(Exercise objective)
Where a line in the listing contains the string "cdot", copy that line out.

(Records for this exercise)

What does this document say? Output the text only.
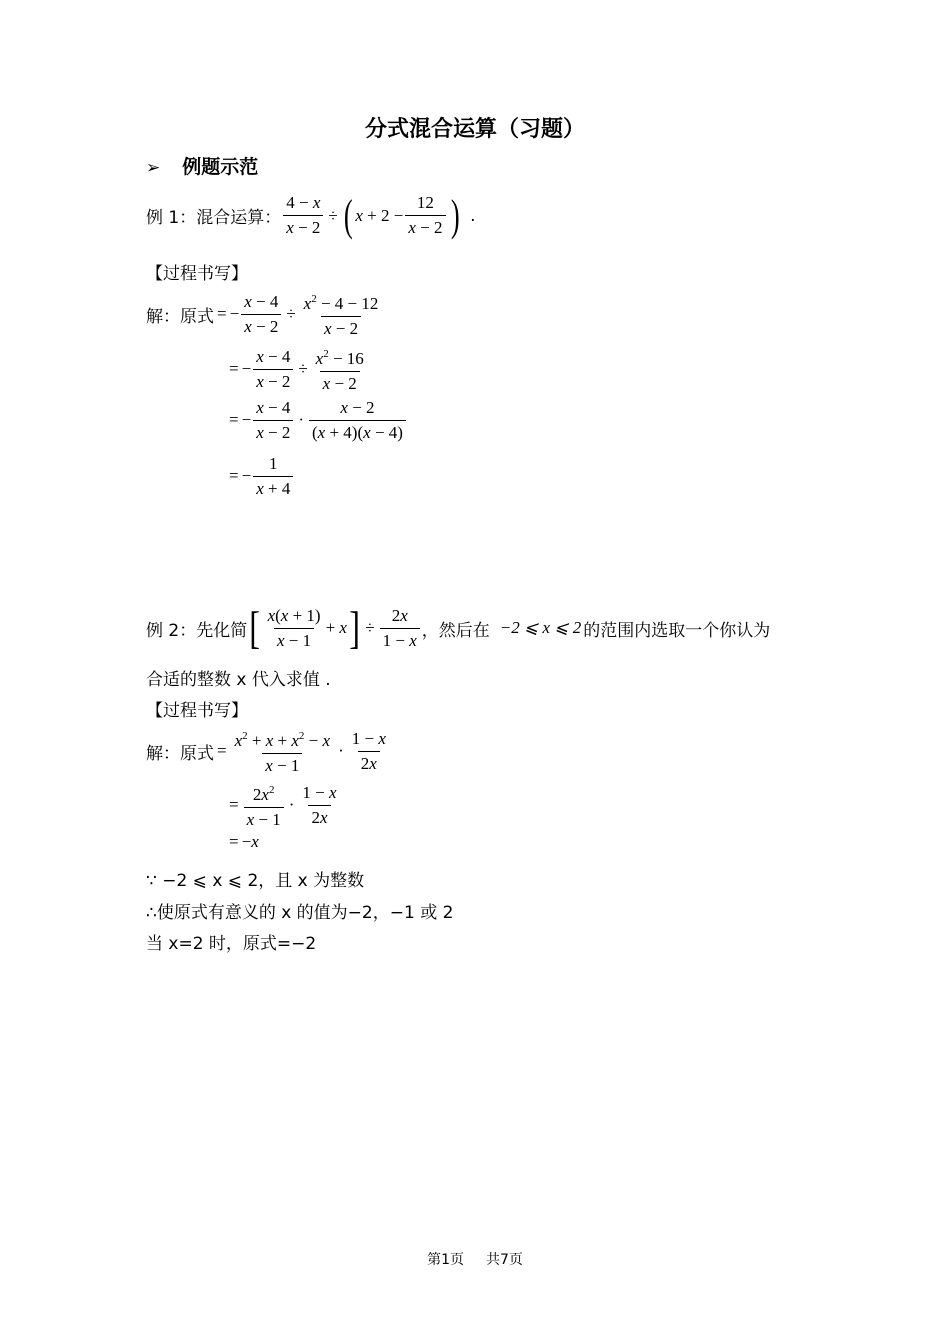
分式混合运算（习题）
➢ 例题示范
例 1：混合运算： $\frac{4 - x}{x - 2}$ ÷ ( $x + 2 - \frac{12}{x - 2}$ ) .
【过程书写】
解：原式 = − $\frac{x - 4}{x - 2} \div \frac{x^2 - 4 - 12}{x - 2}$
= − $\frac{x - 4}{x - 2} \div \frac{x^2 - 16}{x - 2}$
= − $\frac{x - 4}{x - 2} \cdot \frac{x - 2}{(x + 4)(x - 4)}$
= − $\frac{1}{x + 4}$
例 2：先化简 [ $\frac{x(x + 1)}{x - 1} + x$ ] ÷ $\frac{2x}{1 - x}$ ，然后在 −2 ⩽ x ⩽ 2 的范围内选取一个你认为
合适的整数 x 代入求值 .
【过程书写】
解：原式 = $\frac{x^2 + x + x^2 - x}{x - 1} \cdot \frac{1 - x}{2x}$
= $\frac{2x^2}{x - 1} \cdot \frac{1 - x}{2x}$
= − x
∵ −2 ⩽ x ⩽ 2，且 x 为整数
∴使原式有意义的 x 的值为−2，−1 或 2
当 x=2 时，原式=−2
第1页 共7页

(Correct answer)
= − $\frac{x - 4}{x - 2} \cdot \frac{x - 2}{(x + 4)(x - 4)}$
解：原式 = $\frac{x^2 + x + x^2 - x}{x - 1} \cdot \frac{1 - x}{2x}$
= $\frac{2x^2}{x - 1} \cdot \frac{1 - x}{2x}$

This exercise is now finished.